**WHAT THE EXERCISE ASKS**
Each entry below is to be printed verbatim.

**Rows from a dataset**
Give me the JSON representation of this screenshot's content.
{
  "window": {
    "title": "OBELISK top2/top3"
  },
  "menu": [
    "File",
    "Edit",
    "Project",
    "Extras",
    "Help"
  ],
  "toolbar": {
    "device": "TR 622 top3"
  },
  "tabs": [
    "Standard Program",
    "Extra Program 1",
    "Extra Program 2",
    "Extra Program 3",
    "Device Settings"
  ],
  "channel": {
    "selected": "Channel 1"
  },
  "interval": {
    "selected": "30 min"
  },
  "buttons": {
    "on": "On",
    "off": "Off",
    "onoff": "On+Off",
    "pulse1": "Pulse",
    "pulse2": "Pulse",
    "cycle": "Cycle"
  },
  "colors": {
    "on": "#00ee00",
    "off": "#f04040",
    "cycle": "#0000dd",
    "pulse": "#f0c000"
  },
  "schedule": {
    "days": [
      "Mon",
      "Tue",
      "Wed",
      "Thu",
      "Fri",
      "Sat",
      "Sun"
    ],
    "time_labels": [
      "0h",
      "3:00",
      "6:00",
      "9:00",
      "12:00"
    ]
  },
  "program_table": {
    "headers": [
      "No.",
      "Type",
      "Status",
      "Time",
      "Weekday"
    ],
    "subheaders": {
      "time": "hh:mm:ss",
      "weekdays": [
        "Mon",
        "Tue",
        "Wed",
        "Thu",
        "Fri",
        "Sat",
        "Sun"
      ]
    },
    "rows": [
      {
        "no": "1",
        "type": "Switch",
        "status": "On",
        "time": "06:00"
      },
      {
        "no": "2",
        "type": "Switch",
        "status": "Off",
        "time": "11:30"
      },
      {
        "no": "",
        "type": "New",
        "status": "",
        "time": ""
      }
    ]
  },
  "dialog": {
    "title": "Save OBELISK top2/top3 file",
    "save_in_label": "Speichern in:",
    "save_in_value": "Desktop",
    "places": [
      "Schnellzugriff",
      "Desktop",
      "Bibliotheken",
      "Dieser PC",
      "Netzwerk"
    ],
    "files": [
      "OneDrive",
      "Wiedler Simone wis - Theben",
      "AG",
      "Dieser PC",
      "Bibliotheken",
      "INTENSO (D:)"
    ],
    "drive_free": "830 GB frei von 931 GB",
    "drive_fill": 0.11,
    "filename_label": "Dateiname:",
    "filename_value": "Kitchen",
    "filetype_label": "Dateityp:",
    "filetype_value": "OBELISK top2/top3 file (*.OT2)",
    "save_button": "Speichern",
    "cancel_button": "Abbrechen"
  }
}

**SOLUTION**
Give me the JSON representation of this screenshot's content.
{
  "window": {
    "title": "OBELISK top2/top3"
  },
  "menu": [
    "File",
    "Edit",
    "Project",
    "Extras",
    "Help"
  ],
  "toolbar": {
    "device": "TR 622 top3"
  },
  "tabs": [
    "Standard Program",
    "Extra Program 1",
    "Extra Program 2",
    "Extra Program 3",
    "Device Settings"
  ],
  "channel": {
    "selected": "Channel 1"
  },
  "interval": {
    "selected": "30 min"
  },
  "buttons": {
    "on": "On",
    "off": "Off",
    "onoff": "On+Off",
    "pulse1": "Pulse",
    "pulse2": "Pulse",
    "cycle": "Cycle"
  },
  "colors": {
    "on": "#00ee00",
    "off": "#f04040",
    "cycle": "#0000dd",
    "pulse": "#f0c000"
  },
  "schedule": {
    "days": [
      "Mon",
      "Tue",
      "Wed",
      "Thu",
      "Fri",
      "Sat",
      "Sun"
    ],
    "time_labels": [
      "0h",
      "3:00",
      "6:00",
      "9:00",
      "12:00"
    ]
  },
  "program_table": {
    "headers": [
      "No.",
      "Type",
      "Status",
      "Time",
      "Weekday"
    ],
    "subheaders": {
      "time": "hh:mm:ss",
      "weekdays": [
        "Mon",
        "Tue",
        "Wed",
        "Thu",
        "Fri",
        "Sat",
        "Sun"
      ]
    },
    "rows": [
      {
        "no": "1",
        "type": "Switch",
        "status": "On",
        "time": "06:00"
      },
      {
        "no": "2",
        "type": "Switch",
        "status": "Off",
        "time": "11:30"
      },
      {
        "no": "",
        "type": "New",
        "status": "",
        "time": ""
      }
    ]
  },
  "dialog": {
    "title": "Save OBELISK top2/top3 file",
    "save_in_label": "Speichern in:",
    "save_in_value": "Desktop",
    "places": [
      "Schnellzugriff",
      "Desktop",
      "Bibliotheken",
      "Dieser PC",
      "Netzwerk"
    ],
    "files": [
      "OneDrive",
      "Wiedler Simone wis - Theben",
      "AG",
      "Dieser PC",
      "Bibliotheken",
      "INTENSO (D:)"
    ],
    "drive_free": "830 GB frei von 931 GB",
    "drive_fill": 0.11,
    "filename_label": "Dateiname:",
    "filename_value": "Kitchen",
    "filetype_label": "Dateityp:",
    "filetype_value": "OBELISK top2/top3 file (*.OT2)",
    "save_button": "Speichern",
    "cancel_button": "Abbrechen"
  }
}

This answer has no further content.